- Stated task 1 -
Switch "Contraction" to "Shrinkage" in the records. Begin at the line that has "x-tick-label: -1000 bbox=[292, 1131, 347, 1147]", stop after the last line of the records, keep everything else the same, and return only those lines.
- Stated task 2 -
Pick up the passage about the "Ocean Eyes" festival and keep writing from its final sentence.

** Start Passage **

Valentinas Klimasauskas, Curator of ‘Ocean Eyes’
About ‘Ocean Eyes’ by curator Valentinas Klimašauskas
The forthcoming installment of the Coast Contemporary festival, titled
‘Ocean Eyes’, is poised to deliver an open thought-provoking program that celebrates various aspects of (im)possible collaborations and encounters with
the unknown, be it the future, unthinkable, untold stories or the ocean, for example. Through a range of presentations, performances, readings, lectures, hiking, screenings, and other activities or events, the festival will provide a platform for invited artists, critics, curators, cultural producers and the public to encounter potential new friendships and numerous presents.
‘Ocean Eyes’ edition of the Coast Contemporary festival will mostly take place on the shores of Kabelvåg and Svolvær on Lofuotta/Láfot/Lofoten Islands and is meant to function as a meeting point for cultural producers and public to share their work and practices about (im)possible imaginary, poetical, sociopolitical, technological, feminist, queer, indigenous and other realities.

** End Passage **
** Start Supplied records **

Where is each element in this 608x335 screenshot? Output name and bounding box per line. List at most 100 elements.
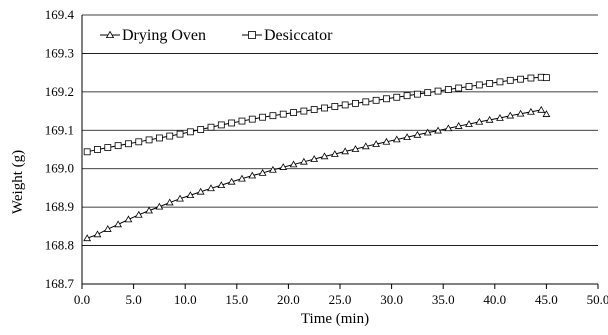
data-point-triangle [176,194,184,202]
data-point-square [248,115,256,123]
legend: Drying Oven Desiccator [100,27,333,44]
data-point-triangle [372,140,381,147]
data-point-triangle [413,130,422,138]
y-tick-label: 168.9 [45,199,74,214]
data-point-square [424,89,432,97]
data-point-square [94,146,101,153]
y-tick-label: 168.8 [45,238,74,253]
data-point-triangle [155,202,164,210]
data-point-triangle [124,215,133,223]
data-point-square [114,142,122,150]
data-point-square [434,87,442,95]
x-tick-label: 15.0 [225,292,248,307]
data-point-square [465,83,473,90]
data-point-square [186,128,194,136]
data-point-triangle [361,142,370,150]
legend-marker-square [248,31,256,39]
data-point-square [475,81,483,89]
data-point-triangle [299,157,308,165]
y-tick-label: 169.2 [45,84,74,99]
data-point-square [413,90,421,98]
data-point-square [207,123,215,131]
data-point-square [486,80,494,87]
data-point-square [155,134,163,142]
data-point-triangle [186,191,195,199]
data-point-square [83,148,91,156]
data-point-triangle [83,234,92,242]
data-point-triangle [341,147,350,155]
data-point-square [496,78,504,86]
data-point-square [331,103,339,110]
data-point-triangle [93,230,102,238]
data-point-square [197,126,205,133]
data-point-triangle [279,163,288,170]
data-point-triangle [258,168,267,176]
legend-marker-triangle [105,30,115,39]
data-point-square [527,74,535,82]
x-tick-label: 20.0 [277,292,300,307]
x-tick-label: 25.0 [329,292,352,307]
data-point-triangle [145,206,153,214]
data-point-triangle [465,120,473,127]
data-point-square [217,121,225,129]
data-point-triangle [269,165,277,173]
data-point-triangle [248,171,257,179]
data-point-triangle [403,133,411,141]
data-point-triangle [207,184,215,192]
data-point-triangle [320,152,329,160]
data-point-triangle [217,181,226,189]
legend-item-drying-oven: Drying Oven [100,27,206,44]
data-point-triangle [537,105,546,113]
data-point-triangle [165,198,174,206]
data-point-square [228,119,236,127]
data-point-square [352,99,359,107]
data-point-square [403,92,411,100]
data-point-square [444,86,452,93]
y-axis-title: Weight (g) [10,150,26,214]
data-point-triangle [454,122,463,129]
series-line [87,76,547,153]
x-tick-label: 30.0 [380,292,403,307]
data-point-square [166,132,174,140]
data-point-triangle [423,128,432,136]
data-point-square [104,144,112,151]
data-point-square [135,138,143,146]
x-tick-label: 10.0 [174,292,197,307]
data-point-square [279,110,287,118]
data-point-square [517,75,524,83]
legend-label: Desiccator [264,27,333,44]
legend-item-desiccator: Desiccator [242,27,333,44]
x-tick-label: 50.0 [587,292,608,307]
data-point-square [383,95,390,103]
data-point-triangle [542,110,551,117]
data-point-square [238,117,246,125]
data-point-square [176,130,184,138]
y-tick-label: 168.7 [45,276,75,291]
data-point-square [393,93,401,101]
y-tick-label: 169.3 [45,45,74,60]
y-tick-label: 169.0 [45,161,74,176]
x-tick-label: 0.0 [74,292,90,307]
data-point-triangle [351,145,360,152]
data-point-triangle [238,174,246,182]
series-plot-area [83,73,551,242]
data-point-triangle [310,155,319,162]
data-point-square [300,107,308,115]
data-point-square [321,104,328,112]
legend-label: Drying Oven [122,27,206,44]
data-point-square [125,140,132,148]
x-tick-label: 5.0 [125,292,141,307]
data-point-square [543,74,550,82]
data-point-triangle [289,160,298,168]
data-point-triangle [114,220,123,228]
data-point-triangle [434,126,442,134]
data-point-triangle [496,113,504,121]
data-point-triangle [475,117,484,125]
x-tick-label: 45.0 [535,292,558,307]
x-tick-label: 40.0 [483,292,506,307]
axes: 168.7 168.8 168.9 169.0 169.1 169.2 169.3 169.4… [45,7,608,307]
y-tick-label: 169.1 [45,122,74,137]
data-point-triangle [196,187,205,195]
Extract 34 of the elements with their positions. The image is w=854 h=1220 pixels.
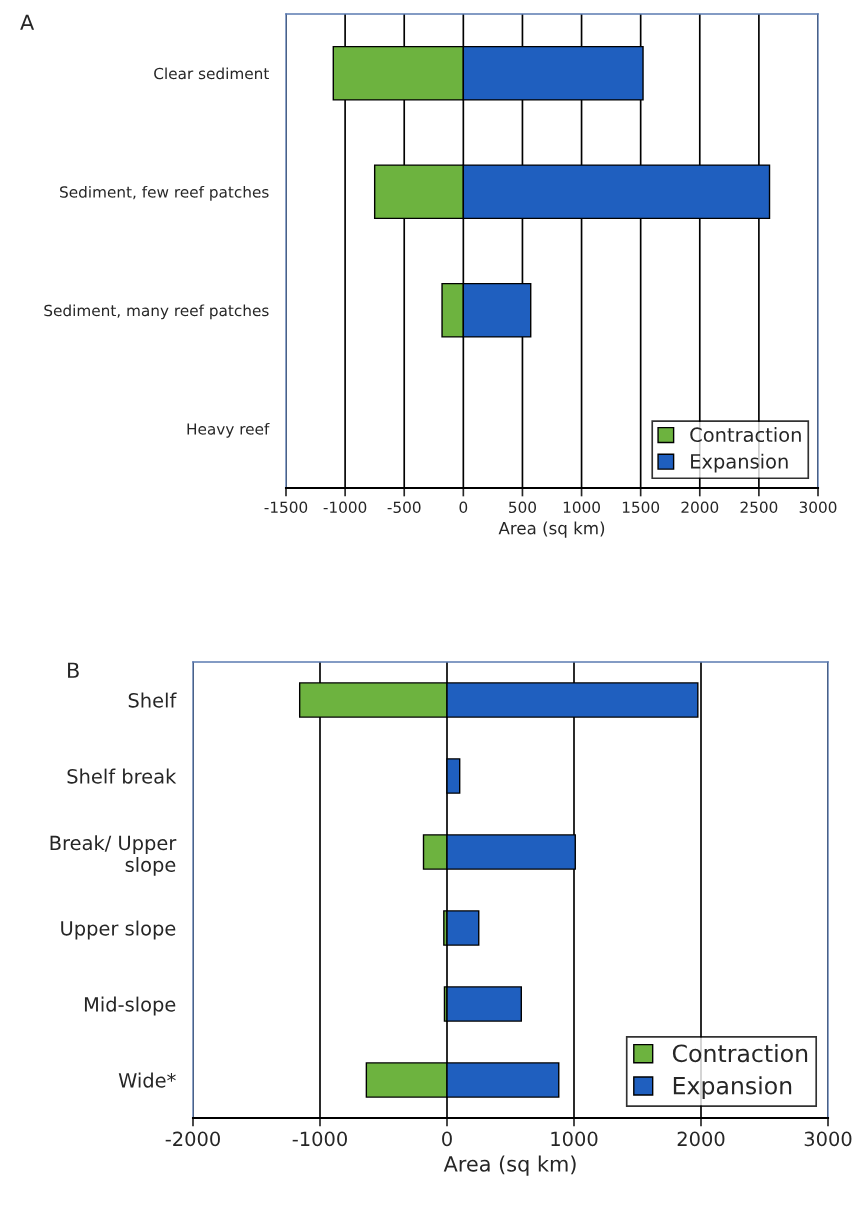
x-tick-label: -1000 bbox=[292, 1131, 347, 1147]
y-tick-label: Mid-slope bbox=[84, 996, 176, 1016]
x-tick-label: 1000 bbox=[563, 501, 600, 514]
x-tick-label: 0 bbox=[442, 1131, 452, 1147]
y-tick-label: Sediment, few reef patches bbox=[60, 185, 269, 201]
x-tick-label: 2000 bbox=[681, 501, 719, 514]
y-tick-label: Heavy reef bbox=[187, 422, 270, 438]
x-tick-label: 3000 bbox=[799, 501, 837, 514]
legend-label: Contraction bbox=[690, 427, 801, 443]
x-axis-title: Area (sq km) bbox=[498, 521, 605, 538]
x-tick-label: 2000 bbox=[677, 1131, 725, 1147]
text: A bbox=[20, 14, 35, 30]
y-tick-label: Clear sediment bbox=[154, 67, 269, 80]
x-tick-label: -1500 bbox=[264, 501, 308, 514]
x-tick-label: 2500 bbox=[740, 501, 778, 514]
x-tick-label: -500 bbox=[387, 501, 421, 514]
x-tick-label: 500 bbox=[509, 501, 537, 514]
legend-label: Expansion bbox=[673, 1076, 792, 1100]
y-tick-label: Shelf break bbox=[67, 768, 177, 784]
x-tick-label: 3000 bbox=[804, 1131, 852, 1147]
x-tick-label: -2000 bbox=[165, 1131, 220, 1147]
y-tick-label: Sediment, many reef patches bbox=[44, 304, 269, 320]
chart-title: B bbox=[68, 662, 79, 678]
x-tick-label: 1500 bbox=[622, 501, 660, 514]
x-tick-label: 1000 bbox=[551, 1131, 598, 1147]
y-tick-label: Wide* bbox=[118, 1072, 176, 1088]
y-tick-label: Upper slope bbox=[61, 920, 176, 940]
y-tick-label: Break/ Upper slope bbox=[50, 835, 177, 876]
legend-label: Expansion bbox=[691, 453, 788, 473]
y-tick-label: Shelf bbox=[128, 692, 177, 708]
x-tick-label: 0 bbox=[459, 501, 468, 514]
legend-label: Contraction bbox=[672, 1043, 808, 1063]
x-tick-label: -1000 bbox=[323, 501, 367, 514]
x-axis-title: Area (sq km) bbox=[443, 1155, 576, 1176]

** End Supplied records **

- Expected output 1 -
x-tick-label: -1000 bbox=[292, 1131, 347, 1147]
y-tick-label: Mid-slope bbox=[84, 996, 176, 1016]
x-tick-label: 1000 bbox=[563, 501, 600, 514]
x-tick-label: 0 bbox=[442, 1131, 452, 1147]
y-tick-label: Sediment, few reef patches bbox=[60, 185, 269, 201]
x-tick-label: 2000 bbox=[681, 501, 719, 514]
y-tick-label: Heavy reef bbox=[187, 422, 270, 438]
x-tick-label: 3000 bbox=[799, 501, 837, 514]
legend-label: Shrinkage bbox=[690, 427, 801, 443]
x-axis-title: Area (sq km) bbox=[498, 521, 605, 538]
x-tick-label: 2000 bbox=[677, 1131, 725, 1147]
text: A bbox=[20, 14, 35, 30]
y-tick-label: Clear sediment bbox=[154, 67, 269, 80]
x-tick-label: -1500 bbox=[264, 501, 308, 514]
x-tick-label: 2500 bbox=[740, 501, 778, 514]
x-tick-label: -500 bbox=[387, 501, 421, 514]
x-tick-label: 500 bbox=[509, 501, 537, 514]
legend-label: Expansion bbox=[673, 1076, 792, 1100]
y-tick-label: Shelf break bbox=[67, 768, 177, 784]
x-tick-label: 3000 bbox=[804, 1131, 852, 1147]
x-tick-label: -2000 bbox=[165, 1131, 220, 1147]
y-tick-label: Sediment, many reef patches bbox=[44, 304, 269, 320]
chart-title: B bbox=[68, 662, 79, 678]
x-tick-label: 1500 bbox=[622, 501, 660, 514]
x-tick-label: 1000 bbox=[551, 1131, 598, 1147]
y-tick-label: Wide* bbox=[118, 1072, 176, 1088]
y-tick-label: Upper slope bbox=[61, 920, 176, 940]
y-tick-label: Break/ Upper slope bbox=[50, 835, 177, 876]
legend-label: Expansion bbox=[691, 453, 788, 473]
y-tick-label: Shelf bbox=[128, 692, 177, 708]
x-tick-label: 0 bbox=[459, 501, 468, 514]
legend-label: Shrinkage bbox=[672, 1043, 808, 1063]
x-tick-label: -1000 bbox=[323, 501, 367, 514]
x-axis-title: Area (sq km) bbox=[443, 1155, 576, 1176]

- Expected output 2 -
Artists participating in ‘Ocean Eyes’
Yaa Addae (GH/UK), Kjetil Berge (NO), Pia Eikaas (NO), Elisabeth Færøy (NO), Kåre Aleksander Grundvåg (NO), Morten Norbye Halvorsen (NO), Signe Johannessen (NO), Kaare Espolin Johnson (1907-1994 NO), Sarah Kazmi (PK), Lars Laumann (NO), Bjørn Mortensen (NO), Sandra Vaka (NO), Sille Storihle (NO), Istvan Virag (HU), Lin Wang (CH), Elin Már Øyen Vister (Sápmi/NO).
The title ‘Ocean Eyes’ refers to the sentient ocean on the planet Solaris described in the novel by Stanisław Lem of the same title and a popular song by Billie Eilish, among other things. The ocean, which is one of the examples of the unknown, is a dominant force in the Lofuotta/Láfot/Lofoten Islands. At the current time of multiple ecological and sociopolitical crises, it inspires thinking about (im)possible (in)human collaborations with it. To this day, more than 80 per cent of the ocean has never been mapped, explored, or even seen by humans. Our projections and relationships with it, on the one hand, were and still are based on extractive economy, intensive aquaculture (think of domestication of the salmon, for example), or on fictional and speculative imagery, on the other hand.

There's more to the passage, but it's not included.